Stored data
++++++++
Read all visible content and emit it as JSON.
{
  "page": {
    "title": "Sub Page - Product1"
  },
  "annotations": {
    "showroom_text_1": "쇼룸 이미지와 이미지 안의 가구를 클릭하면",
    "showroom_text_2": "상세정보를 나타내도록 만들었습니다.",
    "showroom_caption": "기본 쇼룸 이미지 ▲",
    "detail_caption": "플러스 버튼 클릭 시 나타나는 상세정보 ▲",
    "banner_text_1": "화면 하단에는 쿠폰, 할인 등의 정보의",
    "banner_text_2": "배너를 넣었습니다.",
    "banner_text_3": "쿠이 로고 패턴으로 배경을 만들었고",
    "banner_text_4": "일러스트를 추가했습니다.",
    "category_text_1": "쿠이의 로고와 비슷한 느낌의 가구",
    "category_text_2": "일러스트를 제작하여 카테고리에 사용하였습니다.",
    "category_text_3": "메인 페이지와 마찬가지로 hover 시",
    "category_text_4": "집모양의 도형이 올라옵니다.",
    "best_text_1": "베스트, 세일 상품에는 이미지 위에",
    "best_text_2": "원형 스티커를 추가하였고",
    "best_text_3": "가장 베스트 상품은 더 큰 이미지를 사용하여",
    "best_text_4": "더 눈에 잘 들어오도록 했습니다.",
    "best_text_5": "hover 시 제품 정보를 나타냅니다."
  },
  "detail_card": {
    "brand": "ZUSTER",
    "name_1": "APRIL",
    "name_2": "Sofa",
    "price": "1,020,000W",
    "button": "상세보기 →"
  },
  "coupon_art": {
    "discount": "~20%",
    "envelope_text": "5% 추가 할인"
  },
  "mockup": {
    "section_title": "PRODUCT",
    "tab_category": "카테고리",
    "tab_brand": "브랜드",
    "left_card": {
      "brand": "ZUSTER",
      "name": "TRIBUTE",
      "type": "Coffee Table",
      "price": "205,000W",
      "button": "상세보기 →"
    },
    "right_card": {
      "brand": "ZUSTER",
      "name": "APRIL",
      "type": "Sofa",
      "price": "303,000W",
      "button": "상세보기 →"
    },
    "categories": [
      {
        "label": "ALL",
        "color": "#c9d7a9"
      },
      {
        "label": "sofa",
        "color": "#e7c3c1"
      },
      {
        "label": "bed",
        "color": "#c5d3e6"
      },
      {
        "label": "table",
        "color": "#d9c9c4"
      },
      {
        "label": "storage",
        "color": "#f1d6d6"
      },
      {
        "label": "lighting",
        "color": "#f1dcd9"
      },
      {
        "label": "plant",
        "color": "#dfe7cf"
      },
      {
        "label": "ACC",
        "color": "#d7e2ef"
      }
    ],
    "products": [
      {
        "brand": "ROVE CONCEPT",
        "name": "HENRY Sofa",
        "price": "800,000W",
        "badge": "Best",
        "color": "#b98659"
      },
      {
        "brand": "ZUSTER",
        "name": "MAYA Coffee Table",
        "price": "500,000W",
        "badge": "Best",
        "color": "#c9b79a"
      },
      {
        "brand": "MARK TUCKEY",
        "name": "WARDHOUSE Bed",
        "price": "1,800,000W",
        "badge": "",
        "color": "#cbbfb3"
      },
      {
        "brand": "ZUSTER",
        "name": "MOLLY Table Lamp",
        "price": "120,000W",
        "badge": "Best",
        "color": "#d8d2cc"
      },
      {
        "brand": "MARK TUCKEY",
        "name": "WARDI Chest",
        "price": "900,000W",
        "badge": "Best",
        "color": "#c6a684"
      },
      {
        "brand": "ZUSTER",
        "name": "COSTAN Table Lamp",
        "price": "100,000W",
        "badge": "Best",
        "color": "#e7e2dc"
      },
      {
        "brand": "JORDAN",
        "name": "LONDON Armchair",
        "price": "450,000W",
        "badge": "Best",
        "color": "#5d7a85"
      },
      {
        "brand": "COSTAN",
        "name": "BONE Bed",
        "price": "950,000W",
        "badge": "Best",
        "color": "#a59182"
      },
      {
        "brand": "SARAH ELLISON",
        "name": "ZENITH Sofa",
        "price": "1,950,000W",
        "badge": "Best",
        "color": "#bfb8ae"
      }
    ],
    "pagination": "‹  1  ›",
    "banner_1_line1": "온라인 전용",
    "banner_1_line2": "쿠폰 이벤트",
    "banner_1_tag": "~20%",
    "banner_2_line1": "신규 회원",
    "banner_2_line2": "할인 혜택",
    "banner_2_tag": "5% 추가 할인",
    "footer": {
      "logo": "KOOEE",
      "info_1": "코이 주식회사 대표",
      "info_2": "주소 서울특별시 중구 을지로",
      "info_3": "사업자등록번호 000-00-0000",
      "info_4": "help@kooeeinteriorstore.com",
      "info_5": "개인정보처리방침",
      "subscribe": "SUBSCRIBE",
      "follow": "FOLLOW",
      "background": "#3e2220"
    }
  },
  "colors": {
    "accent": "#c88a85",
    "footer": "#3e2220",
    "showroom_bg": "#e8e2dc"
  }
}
++++++++
What this task involves » Write out every line of the listing that holds the word "Lamp".

The response »
        "name": "MOLLY Table Lamp",
        "name": "COSTAN Table Lamp",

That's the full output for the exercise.